• WHAT THE EXERCISE ASKS
Pull out all lines from the listing below in which the word "demand" appears.

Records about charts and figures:
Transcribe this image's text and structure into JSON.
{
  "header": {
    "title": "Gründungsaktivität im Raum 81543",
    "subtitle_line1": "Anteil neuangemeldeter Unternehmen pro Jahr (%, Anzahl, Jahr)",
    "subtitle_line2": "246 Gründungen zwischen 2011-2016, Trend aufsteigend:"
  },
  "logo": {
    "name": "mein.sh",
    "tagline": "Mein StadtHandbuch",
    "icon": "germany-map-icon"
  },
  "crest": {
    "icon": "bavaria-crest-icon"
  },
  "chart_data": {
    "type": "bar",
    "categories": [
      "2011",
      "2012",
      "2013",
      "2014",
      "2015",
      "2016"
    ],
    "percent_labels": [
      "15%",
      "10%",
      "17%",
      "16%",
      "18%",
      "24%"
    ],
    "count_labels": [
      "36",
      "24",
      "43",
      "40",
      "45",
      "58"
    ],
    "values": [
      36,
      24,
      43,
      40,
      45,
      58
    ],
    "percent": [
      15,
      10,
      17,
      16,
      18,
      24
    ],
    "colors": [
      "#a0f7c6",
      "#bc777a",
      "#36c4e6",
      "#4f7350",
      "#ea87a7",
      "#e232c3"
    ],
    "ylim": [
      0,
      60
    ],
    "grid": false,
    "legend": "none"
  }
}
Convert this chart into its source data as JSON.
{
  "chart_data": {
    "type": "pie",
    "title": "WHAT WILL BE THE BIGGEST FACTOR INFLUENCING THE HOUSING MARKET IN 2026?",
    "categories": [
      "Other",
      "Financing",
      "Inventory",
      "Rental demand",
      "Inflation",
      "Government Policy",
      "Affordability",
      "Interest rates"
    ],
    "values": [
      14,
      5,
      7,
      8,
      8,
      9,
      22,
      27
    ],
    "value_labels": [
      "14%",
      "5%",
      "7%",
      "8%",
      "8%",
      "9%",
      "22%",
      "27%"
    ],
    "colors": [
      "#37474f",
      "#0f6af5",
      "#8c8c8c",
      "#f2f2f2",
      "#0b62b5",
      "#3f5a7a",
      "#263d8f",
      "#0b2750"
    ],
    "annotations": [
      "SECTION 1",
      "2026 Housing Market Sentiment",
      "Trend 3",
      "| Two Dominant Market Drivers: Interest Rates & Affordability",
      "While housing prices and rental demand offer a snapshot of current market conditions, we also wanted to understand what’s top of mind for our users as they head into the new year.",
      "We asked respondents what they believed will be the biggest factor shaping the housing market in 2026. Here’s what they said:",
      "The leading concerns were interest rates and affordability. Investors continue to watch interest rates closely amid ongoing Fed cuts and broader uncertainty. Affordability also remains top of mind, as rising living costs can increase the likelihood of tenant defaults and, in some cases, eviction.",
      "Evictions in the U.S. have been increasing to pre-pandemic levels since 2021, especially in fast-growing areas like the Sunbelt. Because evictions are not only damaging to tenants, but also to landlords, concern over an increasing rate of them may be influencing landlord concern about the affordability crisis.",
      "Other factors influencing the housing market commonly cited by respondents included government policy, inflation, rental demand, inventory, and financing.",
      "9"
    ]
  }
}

• RESPONSE TO THIS EXERCISE
      "Rental demand",
      "While housing prices and rental demand offer a snapshot of current market conditions, we also wanted to understand what’s top of mind for our users as they head into the new year.",
      "Other factors influencing the housing market commonly cited by respondents included government policy, inflation, rental demand, inventory, and financing.",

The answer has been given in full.